====== GIVEN ENTRIES
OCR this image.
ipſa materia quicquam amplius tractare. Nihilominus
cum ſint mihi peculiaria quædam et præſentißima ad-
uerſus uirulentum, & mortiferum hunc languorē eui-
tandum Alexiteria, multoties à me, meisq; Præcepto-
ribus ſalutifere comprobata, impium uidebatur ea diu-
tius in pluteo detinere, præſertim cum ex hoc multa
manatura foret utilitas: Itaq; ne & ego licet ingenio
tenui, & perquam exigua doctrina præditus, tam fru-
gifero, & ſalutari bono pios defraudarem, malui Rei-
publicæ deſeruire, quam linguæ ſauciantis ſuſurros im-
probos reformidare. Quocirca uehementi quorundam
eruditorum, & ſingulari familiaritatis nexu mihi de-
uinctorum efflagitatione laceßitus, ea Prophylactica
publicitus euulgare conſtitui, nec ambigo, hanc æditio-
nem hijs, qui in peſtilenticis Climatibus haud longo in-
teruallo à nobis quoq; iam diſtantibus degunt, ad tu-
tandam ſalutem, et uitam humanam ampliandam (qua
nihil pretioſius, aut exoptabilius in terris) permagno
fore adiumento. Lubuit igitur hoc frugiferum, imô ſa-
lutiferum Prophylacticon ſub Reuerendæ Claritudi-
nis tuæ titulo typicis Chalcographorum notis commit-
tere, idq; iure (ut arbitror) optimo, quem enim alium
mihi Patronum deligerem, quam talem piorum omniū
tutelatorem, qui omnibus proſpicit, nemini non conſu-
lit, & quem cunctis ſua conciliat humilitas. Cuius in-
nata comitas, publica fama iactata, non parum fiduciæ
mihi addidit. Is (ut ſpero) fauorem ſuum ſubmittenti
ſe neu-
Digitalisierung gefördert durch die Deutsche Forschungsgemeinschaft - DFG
============
DESCRIPTION OF THE TASK – The records above should be restated word for word, please.

ANSWER FOR THE TASK –
OCR this image.
ipſa materia quicquam amplius tractare. Nihilominus
cum ſint mihi peculiaria quædam et præſentißima ad-
uerſus uirulentum, & mortiferum hunc languorē eui-
tandum Alexiteria, multoties à me, meisq; Præcepto-
ribus ſalutifere comprobata, impium uidebatur ea diu-
tius in pluteo detinere, præſertim cum ex hoc multa
manatura foret utilitas: Itaq; ne & ego licet ingenio
tenui, & perquam exigua doctrina præditus, tam fru-
gifero, & ſalutari bono pios defraudarem, malui Rei-
publicæ deſeruire, quam linguæ ſauciantis ſuſurros im-
probos reformidare. Quocirca uehementi quorundam
eruditorum, & ſingulari familiaritatis nexu mihi de-
uinctorum efflagitatione laceßitus, ea Prophylactica
publicitus euulgare conſtitui, nec ambigo, hanc æditio-
nem hijs, qui in peſtilenticis Climatibus haud longo in-
teruallo à nobis quoq; iam diſtantibus degunt, ad tu-
tandam ſalutem, et uitam humanam ampliandam (qua
nihil pretioſius, aut exoptabilius in terris) permagno
fore adiumento. Lubuit igitur hoc frugiferum, imô ſa-
lutiferum Prophylacticon ſub Reuerendæ Claritudi-
nis tuæ titulo typicis Chalcographorum notis commit-
tere, idq; iure (ut arbitror) optimo, quem enim alium
mihi Patronum deligerem, quam talem piorum omniū
tutelatorem, qui omnibus proſpicit, nemini non conſu-
lit, & quem cunctis ſua conciliat humilitas. Cuius in-
nata comitas, publica fama iactata, non parum fiduciæ
mihi addidit. Is (ut ſpero) fauorem ſuum ſubmittenti
ſe neu-
Digitalisierung gefördert durch die Deutsche Forschungsgemeinschaft - DFG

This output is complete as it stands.